▸ Instructions to follow
Each entry in the listing below should be restated word for word.
---------- Data shown
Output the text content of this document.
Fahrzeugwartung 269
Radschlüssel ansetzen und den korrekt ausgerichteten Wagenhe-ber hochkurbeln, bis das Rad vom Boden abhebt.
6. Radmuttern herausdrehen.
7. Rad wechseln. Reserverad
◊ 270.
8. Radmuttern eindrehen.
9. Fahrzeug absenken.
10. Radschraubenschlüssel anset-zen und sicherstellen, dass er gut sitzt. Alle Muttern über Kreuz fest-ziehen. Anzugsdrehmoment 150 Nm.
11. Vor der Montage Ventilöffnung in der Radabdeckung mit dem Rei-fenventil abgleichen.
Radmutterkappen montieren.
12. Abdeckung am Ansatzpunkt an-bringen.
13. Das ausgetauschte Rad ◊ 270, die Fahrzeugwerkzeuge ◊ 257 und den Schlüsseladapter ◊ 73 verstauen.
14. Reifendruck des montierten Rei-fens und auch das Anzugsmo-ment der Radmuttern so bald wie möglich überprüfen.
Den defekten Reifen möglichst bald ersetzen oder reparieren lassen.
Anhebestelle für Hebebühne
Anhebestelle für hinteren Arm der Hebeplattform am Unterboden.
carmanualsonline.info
--------------------
▸ Solution for this problem
Output the text content of this document.
Fahrzeugwartung 269
Radschlüssel ansetzen und den korrekt ausgerichteten Wagenhe-ber hochkurbeln, bis das Rad vom Boden abhebt.
6. Radmuttern herausdrehen.
7. Rad wechseln. Reserverad
◊ 270.
8. Radmuttern eindrehen.
9. Fahrzeug absenken.
10. Radschraubenschlüssel anset-zen und sicherstellen, dass er gut sitzt. Alle Muttern über Kreuz fest-ziehen. Anzugsdrehmoment 150 Nm.
11. Vor der Montage Ventilöffnung in der Radabdeckung mit dem Rei-fenventil abgleichen.
Radmutterkappen montieren.
12. Abdeckung am Ansatzpunkt an-bringen.
13. Das ausgetauschte Rad ◊ 270, die Fahrzeugwerkzeuge ◊ 257 und den Schlüsseladapter ◊ 73 verstauen.
14. Reifendruck des montierten Rei-fens und auch das Anzugsmo-ment der Radmuttern so bald wie möglich überprüfen.
Den defekten Reifen möglichst bald ersetzen oder reparieren lassen.
Anhebestelle für Hebebühne
Anhebestelle für hinteren Arm der Hebeplattform am Unterboden.
carmanualsonline.info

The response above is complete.